>> Start Provided data

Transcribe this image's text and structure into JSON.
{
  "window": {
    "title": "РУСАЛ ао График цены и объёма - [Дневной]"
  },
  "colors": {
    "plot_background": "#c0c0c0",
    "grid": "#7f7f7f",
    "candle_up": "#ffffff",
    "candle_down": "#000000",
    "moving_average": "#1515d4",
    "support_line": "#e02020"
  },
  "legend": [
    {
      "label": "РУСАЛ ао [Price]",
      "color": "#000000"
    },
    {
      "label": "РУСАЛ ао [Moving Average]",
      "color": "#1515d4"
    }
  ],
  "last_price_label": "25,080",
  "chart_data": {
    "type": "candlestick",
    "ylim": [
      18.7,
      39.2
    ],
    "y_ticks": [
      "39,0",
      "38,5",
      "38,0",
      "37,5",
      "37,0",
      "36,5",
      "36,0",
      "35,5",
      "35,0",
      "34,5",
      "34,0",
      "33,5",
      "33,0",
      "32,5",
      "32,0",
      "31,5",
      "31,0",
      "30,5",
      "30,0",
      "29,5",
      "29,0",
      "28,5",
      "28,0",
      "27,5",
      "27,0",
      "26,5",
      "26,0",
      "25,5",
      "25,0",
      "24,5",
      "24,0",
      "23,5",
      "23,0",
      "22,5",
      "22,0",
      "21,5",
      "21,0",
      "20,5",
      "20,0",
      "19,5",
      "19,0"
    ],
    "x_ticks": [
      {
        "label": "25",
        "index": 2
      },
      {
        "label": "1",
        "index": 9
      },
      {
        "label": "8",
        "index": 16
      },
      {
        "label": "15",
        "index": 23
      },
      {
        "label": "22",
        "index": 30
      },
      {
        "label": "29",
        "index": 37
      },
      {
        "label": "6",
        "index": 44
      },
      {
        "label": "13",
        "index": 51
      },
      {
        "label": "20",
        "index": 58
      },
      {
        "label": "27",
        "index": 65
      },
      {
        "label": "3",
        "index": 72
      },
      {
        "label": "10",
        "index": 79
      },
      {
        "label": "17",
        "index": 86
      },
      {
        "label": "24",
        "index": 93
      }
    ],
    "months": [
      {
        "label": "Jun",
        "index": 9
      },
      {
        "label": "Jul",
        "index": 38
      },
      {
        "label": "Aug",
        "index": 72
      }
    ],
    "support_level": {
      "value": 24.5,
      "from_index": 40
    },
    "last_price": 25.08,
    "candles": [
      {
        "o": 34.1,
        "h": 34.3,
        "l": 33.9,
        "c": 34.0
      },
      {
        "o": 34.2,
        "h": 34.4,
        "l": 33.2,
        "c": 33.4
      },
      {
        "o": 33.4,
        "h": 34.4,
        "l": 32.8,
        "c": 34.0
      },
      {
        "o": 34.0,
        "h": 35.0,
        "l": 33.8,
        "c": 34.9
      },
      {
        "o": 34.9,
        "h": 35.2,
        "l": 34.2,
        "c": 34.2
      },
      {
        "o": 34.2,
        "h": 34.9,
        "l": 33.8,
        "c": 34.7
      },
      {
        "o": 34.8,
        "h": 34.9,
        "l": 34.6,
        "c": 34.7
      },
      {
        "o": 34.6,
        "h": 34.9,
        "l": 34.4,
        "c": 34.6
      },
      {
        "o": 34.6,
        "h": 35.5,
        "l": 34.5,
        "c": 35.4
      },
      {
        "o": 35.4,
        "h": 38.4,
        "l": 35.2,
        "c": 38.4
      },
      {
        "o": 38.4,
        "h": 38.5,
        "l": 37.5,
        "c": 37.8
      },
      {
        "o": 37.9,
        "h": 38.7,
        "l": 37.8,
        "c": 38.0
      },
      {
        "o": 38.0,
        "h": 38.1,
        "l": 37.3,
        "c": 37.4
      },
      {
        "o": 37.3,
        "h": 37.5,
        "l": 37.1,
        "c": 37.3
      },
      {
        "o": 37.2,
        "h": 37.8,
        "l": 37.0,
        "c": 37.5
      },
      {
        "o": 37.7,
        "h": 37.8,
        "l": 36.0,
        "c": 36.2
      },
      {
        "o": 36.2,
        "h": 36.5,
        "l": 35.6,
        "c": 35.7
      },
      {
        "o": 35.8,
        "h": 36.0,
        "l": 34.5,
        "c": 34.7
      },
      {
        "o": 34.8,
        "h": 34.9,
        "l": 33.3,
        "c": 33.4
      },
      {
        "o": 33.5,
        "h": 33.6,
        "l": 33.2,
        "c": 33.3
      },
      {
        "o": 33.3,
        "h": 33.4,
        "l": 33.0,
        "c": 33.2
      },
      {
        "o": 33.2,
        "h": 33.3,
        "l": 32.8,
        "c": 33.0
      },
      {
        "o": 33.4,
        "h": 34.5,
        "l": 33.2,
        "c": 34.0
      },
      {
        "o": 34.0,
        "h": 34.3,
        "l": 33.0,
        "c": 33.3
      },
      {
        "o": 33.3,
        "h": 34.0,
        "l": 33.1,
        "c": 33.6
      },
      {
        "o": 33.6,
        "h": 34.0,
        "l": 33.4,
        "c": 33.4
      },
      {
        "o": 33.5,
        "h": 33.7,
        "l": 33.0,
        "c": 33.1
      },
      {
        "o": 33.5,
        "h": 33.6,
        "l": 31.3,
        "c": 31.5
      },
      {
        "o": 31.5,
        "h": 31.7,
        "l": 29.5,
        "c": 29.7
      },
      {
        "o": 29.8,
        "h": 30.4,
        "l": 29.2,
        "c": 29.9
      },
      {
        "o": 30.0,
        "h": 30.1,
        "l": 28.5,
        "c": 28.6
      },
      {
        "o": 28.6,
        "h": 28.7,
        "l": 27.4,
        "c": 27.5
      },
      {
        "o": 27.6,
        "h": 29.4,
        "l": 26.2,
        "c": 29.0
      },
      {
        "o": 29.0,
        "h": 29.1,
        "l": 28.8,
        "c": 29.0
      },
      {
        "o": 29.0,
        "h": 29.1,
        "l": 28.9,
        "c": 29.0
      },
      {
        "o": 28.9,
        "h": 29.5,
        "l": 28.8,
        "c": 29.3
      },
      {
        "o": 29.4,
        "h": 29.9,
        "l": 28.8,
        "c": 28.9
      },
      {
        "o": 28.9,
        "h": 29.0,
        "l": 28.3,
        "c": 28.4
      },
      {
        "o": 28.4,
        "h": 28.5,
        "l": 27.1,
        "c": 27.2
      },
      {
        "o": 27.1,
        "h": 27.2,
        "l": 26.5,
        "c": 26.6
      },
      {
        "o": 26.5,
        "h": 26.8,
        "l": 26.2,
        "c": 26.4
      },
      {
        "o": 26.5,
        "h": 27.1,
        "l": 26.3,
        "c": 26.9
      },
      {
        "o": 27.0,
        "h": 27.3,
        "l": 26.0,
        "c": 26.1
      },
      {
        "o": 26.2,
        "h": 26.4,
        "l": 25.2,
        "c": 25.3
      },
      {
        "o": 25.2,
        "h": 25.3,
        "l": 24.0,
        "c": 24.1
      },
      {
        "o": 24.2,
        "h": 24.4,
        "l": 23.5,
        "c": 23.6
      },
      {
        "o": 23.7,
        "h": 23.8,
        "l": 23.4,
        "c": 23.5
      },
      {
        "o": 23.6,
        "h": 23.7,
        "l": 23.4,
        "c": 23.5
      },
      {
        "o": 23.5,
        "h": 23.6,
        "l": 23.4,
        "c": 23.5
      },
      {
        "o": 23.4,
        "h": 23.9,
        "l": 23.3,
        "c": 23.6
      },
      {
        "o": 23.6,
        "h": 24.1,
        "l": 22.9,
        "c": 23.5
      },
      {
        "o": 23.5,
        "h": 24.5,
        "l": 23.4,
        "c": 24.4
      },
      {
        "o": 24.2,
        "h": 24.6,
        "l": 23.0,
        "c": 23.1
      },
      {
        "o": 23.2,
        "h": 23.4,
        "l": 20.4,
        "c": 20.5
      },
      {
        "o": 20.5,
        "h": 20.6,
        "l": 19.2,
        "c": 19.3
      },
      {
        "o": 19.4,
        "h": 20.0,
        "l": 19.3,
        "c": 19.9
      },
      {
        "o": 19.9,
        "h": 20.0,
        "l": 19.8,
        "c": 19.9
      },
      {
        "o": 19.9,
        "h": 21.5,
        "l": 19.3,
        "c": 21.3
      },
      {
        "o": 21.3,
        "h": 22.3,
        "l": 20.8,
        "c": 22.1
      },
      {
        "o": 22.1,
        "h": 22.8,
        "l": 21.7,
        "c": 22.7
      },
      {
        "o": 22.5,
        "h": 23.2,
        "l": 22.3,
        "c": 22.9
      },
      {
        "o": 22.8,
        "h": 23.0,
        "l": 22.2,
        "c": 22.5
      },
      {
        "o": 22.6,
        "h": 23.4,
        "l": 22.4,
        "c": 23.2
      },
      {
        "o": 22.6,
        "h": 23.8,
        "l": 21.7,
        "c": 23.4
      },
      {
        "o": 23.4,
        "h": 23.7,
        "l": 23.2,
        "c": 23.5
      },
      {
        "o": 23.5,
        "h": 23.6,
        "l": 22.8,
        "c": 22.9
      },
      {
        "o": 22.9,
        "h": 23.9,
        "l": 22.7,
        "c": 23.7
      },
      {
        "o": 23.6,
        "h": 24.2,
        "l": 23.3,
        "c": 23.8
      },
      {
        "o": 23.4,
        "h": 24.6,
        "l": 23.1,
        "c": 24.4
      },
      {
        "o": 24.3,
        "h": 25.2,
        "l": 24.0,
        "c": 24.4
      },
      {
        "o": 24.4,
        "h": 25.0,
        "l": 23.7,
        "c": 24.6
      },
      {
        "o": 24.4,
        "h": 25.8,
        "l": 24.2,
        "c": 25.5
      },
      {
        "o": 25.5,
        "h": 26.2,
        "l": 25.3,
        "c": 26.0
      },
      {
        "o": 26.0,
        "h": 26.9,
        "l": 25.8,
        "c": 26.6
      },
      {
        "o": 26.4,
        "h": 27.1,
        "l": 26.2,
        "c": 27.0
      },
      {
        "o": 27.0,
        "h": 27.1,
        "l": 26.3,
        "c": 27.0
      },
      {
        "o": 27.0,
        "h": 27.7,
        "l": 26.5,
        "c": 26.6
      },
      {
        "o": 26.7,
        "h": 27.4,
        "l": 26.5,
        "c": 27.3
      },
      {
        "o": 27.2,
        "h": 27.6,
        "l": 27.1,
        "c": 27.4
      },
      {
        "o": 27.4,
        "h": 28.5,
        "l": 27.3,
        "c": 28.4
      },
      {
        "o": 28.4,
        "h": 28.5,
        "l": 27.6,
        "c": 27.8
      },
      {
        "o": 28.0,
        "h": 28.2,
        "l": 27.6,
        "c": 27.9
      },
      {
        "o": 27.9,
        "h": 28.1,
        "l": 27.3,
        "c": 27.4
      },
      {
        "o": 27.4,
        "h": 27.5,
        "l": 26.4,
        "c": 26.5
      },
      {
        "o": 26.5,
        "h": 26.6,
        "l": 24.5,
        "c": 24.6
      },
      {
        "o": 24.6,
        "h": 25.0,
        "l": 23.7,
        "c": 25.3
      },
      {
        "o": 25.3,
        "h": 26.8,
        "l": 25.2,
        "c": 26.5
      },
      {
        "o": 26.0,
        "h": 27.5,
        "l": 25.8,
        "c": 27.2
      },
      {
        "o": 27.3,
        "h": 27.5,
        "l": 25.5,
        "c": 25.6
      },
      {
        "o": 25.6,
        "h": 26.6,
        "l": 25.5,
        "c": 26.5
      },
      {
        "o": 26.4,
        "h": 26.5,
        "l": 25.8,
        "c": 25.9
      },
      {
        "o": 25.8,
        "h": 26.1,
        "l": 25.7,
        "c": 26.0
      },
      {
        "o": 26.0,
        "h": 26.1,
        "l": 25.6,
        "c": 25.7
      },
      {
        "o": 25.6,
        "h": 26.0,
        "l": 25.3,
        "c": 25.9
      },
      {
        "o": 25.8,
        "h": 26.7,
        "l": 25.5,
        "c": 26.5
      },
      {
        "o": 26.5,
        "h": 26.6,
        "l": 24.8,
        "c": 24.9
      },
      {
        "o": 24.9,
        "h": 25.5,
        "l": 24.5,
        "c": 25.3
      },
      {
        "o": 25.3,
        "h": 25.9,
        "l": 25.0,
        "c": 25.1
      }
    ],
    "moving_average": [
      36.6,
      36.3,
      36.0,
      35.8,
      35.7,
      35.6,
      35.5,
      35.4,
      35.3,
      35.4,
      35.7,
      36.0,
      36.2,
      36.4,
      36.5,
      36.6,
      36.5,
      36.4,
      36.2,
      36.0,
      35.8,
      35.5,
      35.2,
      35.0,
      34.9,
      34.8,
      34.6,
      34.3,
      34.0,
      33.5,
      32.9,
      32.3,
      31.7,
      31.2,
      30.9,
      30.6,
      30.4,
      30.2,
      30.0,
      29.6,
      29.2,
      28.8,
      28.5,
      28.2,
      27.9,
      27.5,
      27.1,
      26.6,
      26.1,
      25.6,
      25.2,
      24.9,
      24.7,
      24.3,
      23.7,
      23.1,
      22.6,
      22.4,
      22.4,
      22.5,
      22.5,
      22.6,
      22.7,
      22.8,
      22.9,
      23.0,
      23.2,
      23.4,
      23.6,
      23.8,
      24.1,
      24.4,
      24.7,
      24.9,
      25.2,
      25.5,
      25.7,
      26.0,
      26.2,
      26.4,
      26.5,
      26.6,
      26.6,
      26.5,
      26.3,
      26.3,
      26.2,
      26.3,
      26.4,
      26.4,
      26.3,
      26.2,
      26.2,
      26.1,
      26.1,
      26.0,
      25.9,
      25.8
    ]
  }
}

>> End Provided data

Using the entries above, return each line that includes the word "РУСАЛ".

## Result below
    "title": "РУСАЛ ао График цены и объёма - [Дневной]"
      "label": "РУСАЛ ао [Price]",
      "label": "РУСАЛ ао [Moving Average]",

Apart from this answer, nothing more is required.